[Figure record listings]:

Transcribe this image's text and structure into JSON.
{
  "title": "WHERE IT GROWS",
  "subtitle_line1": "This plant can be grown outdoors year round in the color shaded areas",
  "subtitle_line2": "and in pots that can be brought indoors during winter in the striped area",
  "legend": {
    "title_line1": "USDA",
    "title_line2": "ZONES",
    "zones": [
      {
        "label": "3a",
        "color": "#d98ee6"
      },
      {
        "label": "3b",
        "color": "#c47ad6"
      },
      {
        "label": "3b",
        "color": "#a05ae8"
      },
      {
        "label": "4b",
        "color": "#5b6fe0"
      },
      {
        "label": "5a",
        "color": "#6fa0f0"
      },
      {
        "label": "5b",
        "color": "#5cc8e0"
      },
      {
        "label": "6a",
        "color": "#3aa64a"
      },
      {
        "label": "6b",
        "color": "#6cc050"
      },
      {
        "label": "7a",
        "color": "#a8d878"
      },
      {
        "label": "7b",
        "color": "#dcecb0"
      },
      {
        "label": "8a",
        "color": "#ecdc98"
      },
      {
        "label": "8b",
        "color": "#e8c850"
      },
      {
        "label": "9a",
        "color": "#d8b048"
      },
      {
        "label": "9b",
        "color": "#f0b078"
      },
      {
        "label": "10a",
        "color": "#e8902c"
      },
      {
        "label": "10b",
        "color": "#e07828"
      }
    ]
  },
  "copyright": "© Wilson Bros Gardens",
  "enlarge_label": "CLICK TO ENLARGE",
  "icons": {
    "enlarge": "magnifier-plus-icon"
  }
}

[Written task]:
Nothing should be changed: write out all of the data as is.

[Written answer]:
Transcribe this image's text and structure into JSON.
{
  "title": "WHERE IT GROWS",
  "subtitle_line1": "This plant can be grown outdoors year round in the color shaded areas",
  "subtitle_line2": "and in pots that can be brought indoors during winter in the striped area",
  "legend": {
    "title_line1": "USDA",
    "title_line2": "ZONES",
    "zones": [
      {
        "label": "3a",
        "color": "#d98ee6"
      },
      {
        "label": "3b",
        "color": "#c47ad6"
      },
      {
        "label": "3b",
        "color": "#a05ae8"
      },
      {
        "label": "4b",
        "color": "#5b6fe0"
      },
      {
        "label": "5a",
        "color": "#6fa0f0"
      },
      {
        "label": "5b",
        "color": "#5cc8e0"
      },
      {
        "label": "6a",
        "color": "#3aa64a"
      },
      {
        "label": "6b",
        "color": "#6cc050"
      },
      {
        "label": "7a",
        "color": "#a8d878"
      },
      {
        "label": "7b",
        "color": "#dcecb0"
      },
      {
        "label": "8a",
        "color": "#ecdc98"
      },
      {
        "label": "8b",
        "color": "#e8c850"
      },
      {
        "label": "9a",
        "color": "#d8b048"
      },
      {
        "label": "9b",
        "color": "#f0b078"
      },
      {
        "label": "10a",
        "color": "#e8902c"
      },
      {
        "label": "10b",
        "color": "#e07828"
      }
    ]
  },
  "copyright": "© Wilson Bros Gardens",
  "enlarge_label": "CLICK TO ENLARGE",
  "icons": {
    "enlarge": "magnifier-plus-icon"
  }
}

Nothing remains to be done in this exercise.